Extracted records
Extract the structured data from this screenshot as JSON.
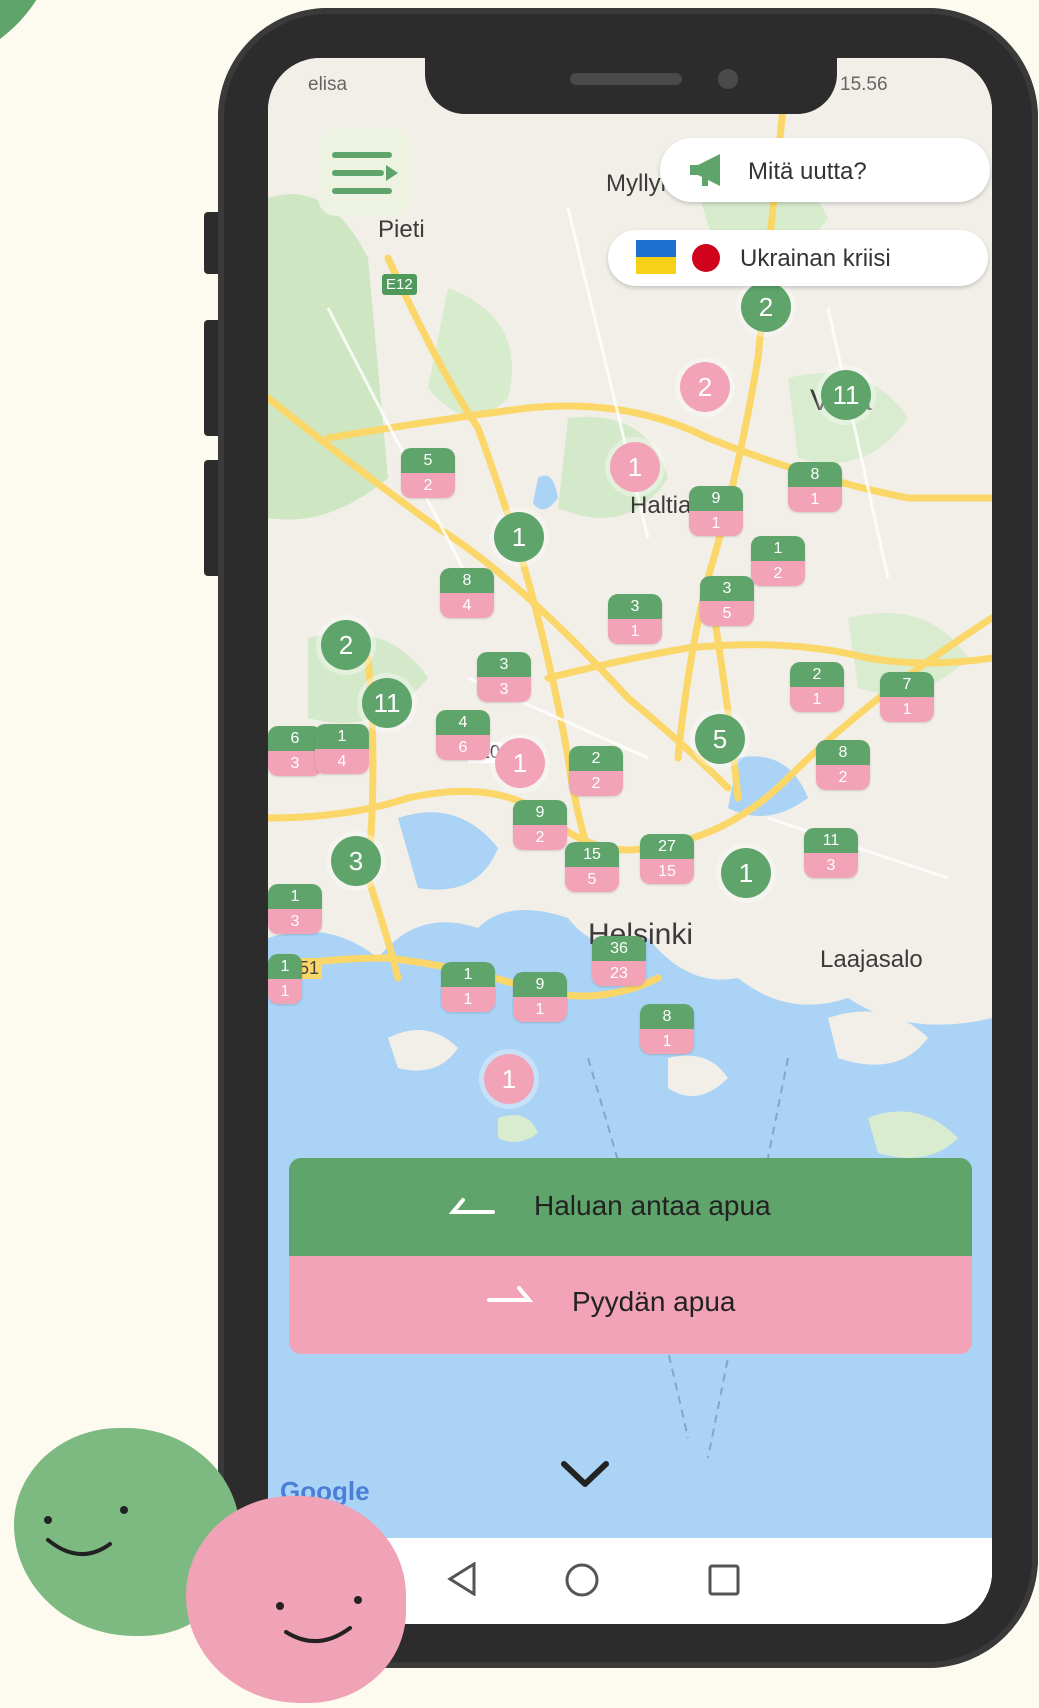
{
  "status_bar": {
    "carrier": "elisa",
    "time": "15.56"
  },
  "top_buttons": {
    "news_label": "Mitä uutta?",
    "crisis_label": "Ukrainan kriisi"
  },
  "map": {
    "places": {
      "myllyky": "Myllyky.",
      "pieti": "Pieti",
      "e12": "E12",
      "haltiala": "Haltiala",
      "vantaa": "V   aa",
      "helsinki": "Helsinki",
      "laajasalo": "Laajasalo",
      "road120": "120",
      "road51": "51"
    },
    "clusters": [
      {
        "value": "2",
        "color": "green"
      },
      {
        "value": "2",
        "color": "pink"
      },
      {
        "value": "11",
        "color": "green"
      },
      {
        "value": "1",
        "color": "pink"
      },
      {
        "value": "1",
        "color": "green"
      },
      {
        "value": "2",
        "color": "green"
      },
      {
        "value": "11",
        "color": "green"
      },
      {
        "value": "1",
        "color": "pink"
      },
      {
        "value": "5",
        "color": "green"
      },
      {
        "value": "3",
        "color": "green"
      },
      {
        "value": "1",
        "color": "green"
      },
      {
        "value": "1",
        "color": "pink"
      }
    ],
    "stacks": [
      {
        "give": "5",
        "ask": "2"
      },
      {
        "give": "9",
        "ask": "1"
      },
      {
        "give": "8",
        "ask": "1"
      },
      {
        "give": "1",
        "ask": "2"
      },
      {
        "give": "8",
        "ask": "4"
      },
      {
        "give": "3",
        "ask": "1"
      },
      {
        "give": "3",
        "ask": "5"
      },
      {
        "give": "3",
        "ask": "3"
      },
      {
        "give": "2",
        "ask": "1"
      },
      {
        "give": "7",
        "ask": "1"
      },
      {
        "give": "6",
        "ask": "3"
      },
      {
        "give": "1",
        "ask": "4"
      },
      {
        "give": "4",
        "ask": "6"
      },
      {
        "give": "2",
        "ask": "2"
      },
      {
        "give": "8",
        "ask": "2"
      },
      {
        "give": "9",
        "ask": "2"
      },
      {
        "give": "15",
        "ask": "5"
      },
      {
        "give": "27",
        "ask": "15"
      },
      {
        "give": "11",
        "ask": "3"
      },
      {
        "give": "1",
        "ask": "3"
      },
      {
        "give": "36",
        "ask": "23"
      },
      {
        "give": "1",
        "ask": "1"
      },
      {
        "give": "1",
        "ask": "1"
      },
      {
        "give": "9",
        "ask": "1"
      },
      {
        "give": "8",
        "ask": "1"
      }
    ]
  },
  "actions": {
    "give_help": "Haluan antaa apua",
    "ask_help": "Pyydän apua"
  },
  "google_logo": "Google",
  "colors": {
    "green": "#5fa46b",
    "pink": "#f3a3b8",
    "background": "#fdfbef"
  }
}
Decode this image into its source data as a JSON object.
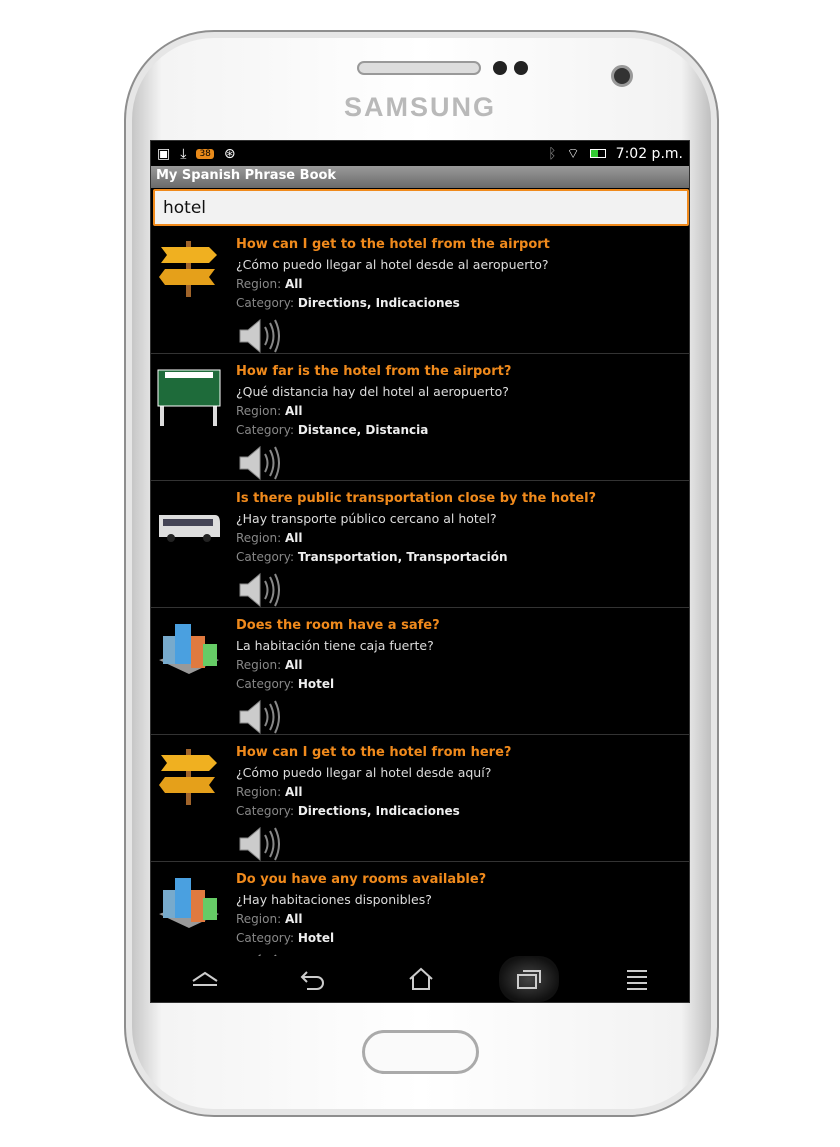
{
  "device": {
    "brand": "SAMSUNG"
  },
  "status": {
    "time": "7:02 p.m.",
    "badge": "38",
    "icons": [
      "picture-icon",
      "download-icon",
      "notification-badge-icon",
      "sync-icon",
      "bluetooth-icon",
      "wifi-icon",
      "battery-icon"
    ]
  },
  "app": {
    "title": "My Spanish Phrase Book"
  },
  "search": {
    "value": "hotel"
  },
  "labels": {
    "region": "Region:",
    "category": "Category:"
  },
  "accent": "#f08a1c",
  "items": [
    {
      "en": "How can I get to the hotel from the airport",
      "es": "¿Cómo puedo llegar al hotel desde al aeropuerto?",
      "region": "All",
      "category": "Directions, Indicaciones",
      "icon": "signpost-icon"
    },
    {
      "en": "How far is the hotel from the airport?",
      "es": "¿Qué distancia hay del hotel al aeropuerto?",
      "region": "All",
      "category": "Distance, Distancia",
      "icon": "highway-sign-icon"
    },
    {
      "en": "Is there public transportation close by the hotel?",
      "es": "¿Hay transporte público  cercano al hotel?",
      "region": "All",
      "category": "Transportation, Transportación",
      "icon": "bus-icon"
    },
    {
      "en": "Does the room have a safe?",
      "es": "La habitación tiene caja fuerte?",
      "region": "All",
      "category": "Hotel",
      "icon": "buildings-icon"
    },
    {
      "en": "How can I get to the hotel from here?",
      "es": "¿Cómo puedo llegar al hotel desde aquí?",
      "region": "All",
      "category": "Directions, Indicaciones",
      "icon": "signpost-icon"
    },
    {
      "en": "Do you have any rooms available?",
      "es": "¿Hay habitaciones disponibles?",
      "region": "All",
      "category": "Hotel",
      "icon": "buildings-icon"
    }
  ],
  "nav": [
    "up-icon",
    "back-icon",
    "home-icon",
    "recent-apps-icon",
    "menu-icon"
  ]
}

Goal: Restate each entry word for word, leaving out any pictures.

Exercise solution:
Extract the structured data from this screenshot as JSON.
{
  "status_bar": {
    "carrier": "elisa",
    "time": "15.56"
  },
  "top_buttons": {
    "news_label": "Mitä uutta?",
    "crisis_label": "Ukrainan kriisi"
  },
  "map": {
    "places": {
      "myllyky": "Myllyky.",
      "pieti": "Pieti",
      "e12": "E12",
      "haltiala": "Haltiala",
      "vantaa": "V   aa",
      "helsinki": "Helsinki",
      "laajasalo": "Laajasalo",
      "road120": "120",
      "road51": "51"
    },
    "clusters": [
      {
        "value": "2",
        "color": "green"
      },
      {
        "value": "2",
        "color": "pink"
      },
      {
        "value": "11",
        "color": "green"
      },
      {
        "value": "1",
        "color": "pink"
      },
      {
        "value": "1",
        "color": "green"
      },
      {
        "value": "2",
        "color": "green"
      },
      {
        "value": "11",
        "color": "green"
      },
      {
        "value": "1",
        "color": "pink"
      },
      {
        "value": "5",
        "color": "green"
      },
      {
        "value": "3",
        "color": "green"
      },
      {
        "value": "1",
        "color": "green"
      },
      {
        "value": "1",
        "color": "pink"
      }
    ],
    "stacks": [
      {
        "give": "5",
        "ask": "2"
      },
      {
        "give": "9",
        "ask": "1"
      },
      {
        "give": "8",
        "ask": "1"
      },
      {
        "give": "1",
        "ask": "2"
      },
      {
        "give": "8",
        "ask": "4"
      },
      {
        "give": "3",
        "ask": "1"
      },
      {
        "give": "3",
        "ask": "5"
      },
      {
        "give": "3",
        "ask": "3"
      },
      {
        "give": "2",
        "ask": "1"
      },
      {
        "give": "7",
        "ask": "1"
      },
      {
        "give": "6",
        "ask": "3"
      },
      {
        "give": "1",
        "ask": "4"
      },
      {
        "give": "4",
        "ask": "6"
      },
      {
        "give": "2",
        "ask": "2"
      },
      {
        "give": "8",
        "ask": "2"
      },
      {
        "give": "9",
        "ask": "2"
      },
      {
        "give": "15",
        "ask": "5"
      },
      {
        "give": "27",
        "ask": "15"
      },
      {
        "give": "11",
        "ask": "3"
      },
      {
        "give": "1",
        "ask": "3"
      },
      {
        "give": "36",
        "ask": "23"
      },
      {
        "give": "1",
        "ask": "1"
      },
      {
        "give": "1",
        "ask": "1"
      },
      {
        "give": "9",
        "ask": "1"
      },
      {
        "give": "8",
        "ask": "1"
      }
    ]
  },
  "actions": {
    "give_help": "Haluan antaa apua",
    "ask_help": "Pyydän apua"
  },
  "google_logo": "Google",
  "colors": {
    "green": "#5fa46b",
    "pink": "#f3a3b8",
    "background": "#fdfbef"
  }
}
Decode this image into its source data as a JSON object.
{
  "device": {
    "brand": "SAMSUNG"
  },
  "status": {
    "time": "7:02 p.m.",
    "badge": "38",
    "icons": [
      "picture-icon",
      "download-icon",
      "notification-badge-icon",
      "sync-icon",
      "bluetooth-icon",
      "wifi-icon",
      "battery-icon"
    ]
  },
  "app": {
    "title": "My Spanish Phrase Book"
  },
  "search": {
    "value": "hotel"
  },
  "labels": {
    "region": "Region:",
    "category": "Category:"
  },
  "accent": "#f08a1c",
  "items": [
    {
      "en": "How can I get to the hotel from the airport",
      "es": "¿Cómo puedo llegar al hotel desde al aeropuerto?",
      "region": "All",
      "category": "Directions, Indicaciones",
      "icon": "signpost-icon"
    },
    {
      "en": "How far is the hotel from the airport?",
      "es": "¿Qué distancia hay del hotel al aeropuerto?",
      "region": "All",
      "category": "Distance, Distancia",
      "icon": "highway-sign-icon"
    },
    {
      "en": "Is there public transportation close by the hotel?",
      "es": "¿Hay transporte público  cercano al hotel?",
      "region": "All",
      "category": "Transportation, Transportación",
      "icon": "bus-icon"
    },
    {
      "en": "Does the room have a safe?",
      "es": "La habitación tiene caja fuerte?",
      "region": "All",
      "category": "Hotel",
      "icon": "buildings-icon"
    },
    {
      "en": "How can I get to the hotel from here?",
      "es": "¿Cómo puedo llegar al hotel desde aquí?",
      "region": "All",
      "category": "Directions, Indicaciones",
      "icon": "signpost-icon"
    },
    {
      "en": "Do you have any rooms available?",
      "es": "¿Hay habitaciones disponibles?",
      "region": "All",
      "category": "Hotel",
      "icon": "buildings-icon"
    }
  ],
  "nav": [
    "up-icon",
    "back-icon",
    "home-icon",
    "recent-apps-icon",
    "menu-icon"
  ]
}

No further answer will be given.